• _TO DO_
Set down the full passage on R-charges, character for character, without changing anything.

If one identifies the quark-lepton decuplet of $SU(5)$ with fermionic
components of $D_{2}$ superfield then one has to determine the $R$-charges
from the equations (\ref{3.6}, \ref{3.8}) and the equation 
\begin{equation}
2q_{5}+q_{s}=\frac{q_{\overline{5}}+q_{5}}{2}\text{ },  \label{3.11}
\end{equation}
instead of (\ref{3.9}), appears. Any $Z_{K}$-twisted boundary conditions
with $K\neq 2,3,4,6,9,12$ and 
\begin{equation}
q_{5}=-\frac{2}{K},\text{ }q_{\overline{5}}=-\frac{4}{K},\text{ }q_{s}=\frac{%
1}{K},\text{ and }q_{\overline{s}}=-\frac{7}{K}  \label{3.12}
\end{equation}
will lead to the desired solutions. The minimal possibility is again $Z_{5}$
but now with the following $R$-charges: $q_{5}=-\frac{2}{5},$ $q_{\overline{5%
}}=\frac{1}{5},$ $q_{s}=\frac{1}{5},$ and $q_{\overline{s}}=-\frac{2}{5}$.

• _Recorded data_
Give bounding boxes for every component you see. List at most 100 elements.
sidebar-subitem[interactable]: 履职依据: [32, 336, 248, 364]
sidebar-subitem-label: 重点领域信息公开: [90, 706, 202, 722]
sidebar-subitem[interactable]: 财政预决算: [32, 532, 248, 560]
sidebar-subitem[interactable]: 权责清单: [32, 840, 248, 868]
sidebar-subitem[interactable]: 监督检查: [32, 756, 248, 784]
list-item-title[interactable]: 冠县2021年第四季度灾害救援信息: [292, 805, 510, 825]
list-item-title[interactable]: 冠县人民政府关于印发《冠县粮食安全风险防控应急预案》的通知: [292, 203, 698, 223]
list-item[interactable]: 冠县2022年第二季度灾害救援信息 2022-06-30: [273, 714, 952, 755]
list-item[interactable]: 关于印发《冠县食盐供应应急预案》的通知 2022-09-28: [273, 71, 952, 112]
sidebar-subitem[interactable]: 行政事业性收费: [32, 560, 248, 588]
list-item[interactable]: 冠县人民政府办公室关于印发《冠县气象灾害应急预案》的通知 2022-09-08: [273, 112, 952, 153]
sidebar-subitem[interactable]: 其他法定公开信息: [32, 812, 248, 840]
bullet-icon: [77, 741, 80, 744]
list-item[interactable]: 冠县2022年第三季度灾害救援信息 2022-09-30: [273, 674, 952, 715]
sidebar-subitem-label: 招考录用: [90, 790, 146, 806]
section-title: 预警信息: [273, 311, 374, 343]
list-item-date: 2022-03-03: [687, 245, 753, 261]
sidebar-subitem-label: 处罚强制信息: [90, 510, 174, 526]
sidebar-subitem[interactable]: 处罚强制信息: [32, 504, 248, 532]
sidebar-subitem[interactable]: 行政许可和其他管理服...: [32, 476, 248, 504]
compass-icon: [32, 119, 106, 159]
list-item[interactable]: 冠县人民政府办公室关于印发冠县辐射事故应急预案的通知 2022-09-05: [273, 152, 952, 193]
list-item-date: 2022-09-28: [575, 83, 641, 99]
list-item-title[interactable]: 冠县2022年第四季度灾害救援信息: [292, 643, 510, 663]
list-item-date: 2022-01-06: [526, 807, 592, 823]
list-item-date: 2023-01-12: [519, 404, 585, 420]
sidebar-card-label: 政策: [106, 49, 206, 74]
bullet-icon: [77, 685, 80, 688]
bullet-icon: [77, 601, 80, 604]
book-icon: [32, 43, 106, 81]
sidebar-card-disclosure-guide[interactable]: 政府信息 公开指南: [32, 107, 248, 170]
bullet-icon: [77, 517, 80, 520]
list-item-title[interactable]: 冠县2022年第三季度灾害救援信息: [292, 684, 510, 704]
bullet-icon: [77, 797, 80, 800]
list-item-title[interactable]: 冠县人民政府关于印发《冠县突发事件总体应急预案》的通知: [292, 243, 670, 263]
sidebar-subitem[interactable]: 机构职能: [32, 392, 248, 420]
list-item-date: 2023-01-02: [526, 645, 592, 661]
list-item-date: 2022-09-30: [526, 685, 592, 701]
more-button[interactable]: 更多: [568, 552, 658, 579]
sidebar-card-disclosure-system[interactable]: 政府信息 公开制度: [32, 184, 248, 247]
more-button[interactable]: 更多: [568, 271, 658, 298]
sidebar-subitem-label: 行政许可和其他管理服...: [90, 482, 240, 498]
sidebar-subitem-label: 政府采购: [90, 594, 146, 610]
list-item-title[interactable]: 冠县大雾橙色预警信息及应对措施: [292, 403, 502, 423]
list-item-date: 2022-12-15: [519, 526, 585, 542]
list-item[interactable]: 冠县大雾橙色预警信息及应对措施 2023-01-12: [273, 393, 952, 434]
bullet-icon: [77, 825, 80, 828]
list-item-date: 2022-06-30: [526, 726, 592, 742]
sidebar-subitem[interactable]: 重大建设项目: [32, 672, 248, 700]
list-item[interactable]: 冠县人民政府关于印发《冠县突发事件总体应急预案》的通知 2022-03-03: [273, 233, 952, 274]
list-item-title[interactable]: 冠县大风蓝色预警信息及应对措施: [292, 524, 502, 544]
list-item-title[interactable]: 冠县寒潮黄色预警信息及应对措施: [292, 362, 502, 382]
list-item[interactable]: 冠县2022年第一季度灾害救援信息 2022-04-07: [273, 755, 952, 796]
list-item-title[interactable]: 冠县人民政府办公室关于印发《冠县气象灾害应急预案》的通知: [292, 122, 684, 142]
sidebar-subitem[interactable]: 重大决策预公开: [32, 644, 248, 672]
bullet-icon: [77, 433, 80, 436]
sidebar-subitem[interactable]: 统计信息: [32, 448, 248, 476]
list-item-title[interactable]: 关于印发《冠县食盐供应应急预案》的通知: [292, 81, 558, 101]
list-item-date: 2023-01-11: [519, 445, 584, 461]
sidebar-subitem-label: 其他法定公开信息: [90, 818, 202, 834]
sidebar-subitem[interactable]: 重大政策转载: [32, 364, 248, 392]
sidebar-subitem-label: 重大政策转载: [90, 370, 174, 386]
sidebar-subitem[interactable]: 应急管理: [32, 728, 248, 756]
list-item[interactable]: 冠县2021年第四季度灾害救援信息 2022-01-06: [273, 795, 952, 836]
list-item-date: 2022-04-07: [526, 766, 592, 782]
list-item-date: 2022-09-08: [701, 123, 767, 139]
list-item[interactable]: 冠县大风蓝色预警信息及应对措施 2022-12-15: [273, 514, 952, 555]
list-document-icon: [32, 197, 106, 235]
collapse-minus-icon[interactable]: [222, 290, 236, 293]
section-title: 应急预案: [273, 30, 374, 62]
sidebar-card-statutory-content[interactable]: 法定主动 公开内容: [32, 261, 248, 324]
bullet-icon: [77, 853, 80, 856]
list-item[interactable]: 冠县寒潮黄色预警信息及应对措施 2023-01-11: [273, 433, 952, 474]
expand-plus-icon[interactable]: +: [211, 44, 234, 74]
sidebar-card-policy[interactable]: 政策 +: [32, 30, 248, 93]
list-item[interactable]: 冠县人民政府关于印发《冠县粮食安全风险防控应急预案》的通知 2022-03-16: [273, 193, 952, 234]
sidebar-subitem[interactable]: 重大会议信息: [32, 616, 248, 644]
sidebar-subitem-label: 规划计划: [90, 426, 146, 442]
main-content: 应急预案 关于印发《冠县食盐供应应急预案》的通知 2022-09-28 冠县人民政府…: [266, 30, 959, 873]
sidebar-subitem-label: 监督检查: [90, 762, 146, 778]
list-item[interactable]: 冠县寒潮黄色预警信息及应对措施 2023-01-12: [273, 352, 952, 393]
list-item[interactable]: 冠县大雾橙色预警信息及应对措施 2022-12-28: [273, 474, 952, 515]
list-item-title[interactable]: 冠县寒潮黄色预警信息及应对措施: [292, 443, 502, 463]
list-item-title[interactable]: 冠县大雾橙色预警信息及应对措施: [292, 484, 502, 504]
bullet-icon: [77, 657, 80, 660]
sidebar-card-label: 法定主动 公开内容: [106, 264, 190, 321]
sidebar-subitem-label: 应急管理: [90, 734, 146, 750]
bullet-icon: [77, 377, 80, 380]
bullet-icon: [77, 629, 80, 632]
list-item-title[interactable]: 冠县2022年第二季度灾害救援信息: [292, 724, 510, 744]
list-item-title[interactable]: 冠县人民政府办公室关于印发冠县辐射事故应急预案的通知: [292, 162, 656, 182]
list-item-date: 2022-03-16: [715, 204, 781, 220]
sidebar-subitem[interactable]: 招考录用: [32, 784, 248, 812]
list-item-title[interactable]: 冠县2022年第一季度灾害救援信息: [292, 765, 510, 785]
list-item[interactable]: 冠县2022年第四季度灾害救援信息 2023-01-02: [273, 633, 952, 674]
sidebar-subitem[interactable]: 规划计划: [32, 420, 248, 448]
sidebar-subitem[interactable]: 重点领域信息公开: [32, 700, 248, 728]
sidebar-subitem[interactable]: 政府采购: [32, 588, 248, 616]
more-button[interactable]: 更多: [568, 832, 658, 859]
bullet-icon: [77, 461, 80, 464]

• _THE OUTPUT_
If one identifies the quark-lepton decuplet of $SU(5)$ with fermionic
components of $D_{2}$ superfield then one has to determine the $R$-charges
from the equations (\ref{3.6}, \ref{3.8}) and the equation 
\begin{equation}
2q_{5}+q_{s}=\frac{q_{\overline{5}}+q_{5}}{2}\text{ },  \label{3.11}
\end{equation}
instead of (\ref{3.9}), appears. Any $Z_{K}$-twisted boundary conditions
with $K\neq 2,3,4,6,9,12$ and 
\begin{equation}
q_{5}=-\frac{2}{K},\text{ }q_{\overline{5}}=-\frac{4}{K},\text{ }q_{s}=\frac{%
1}{K},\text{ and }q_{\overline{s}}=-\frac{7}{K}  \label{3.12}
\end{equation}
will lead to the desired solutions. The minimal possibility is again $Z_{5}$
but now with the following $R$-charges: $q_{5}=-\frac{2}{5},$ $q_{\overline{5%
}}=\frac{1}{5},$ $q_{s}=\frac{1}{5},$ and $q_{\overline{s}}=-\frac{2}{5}$.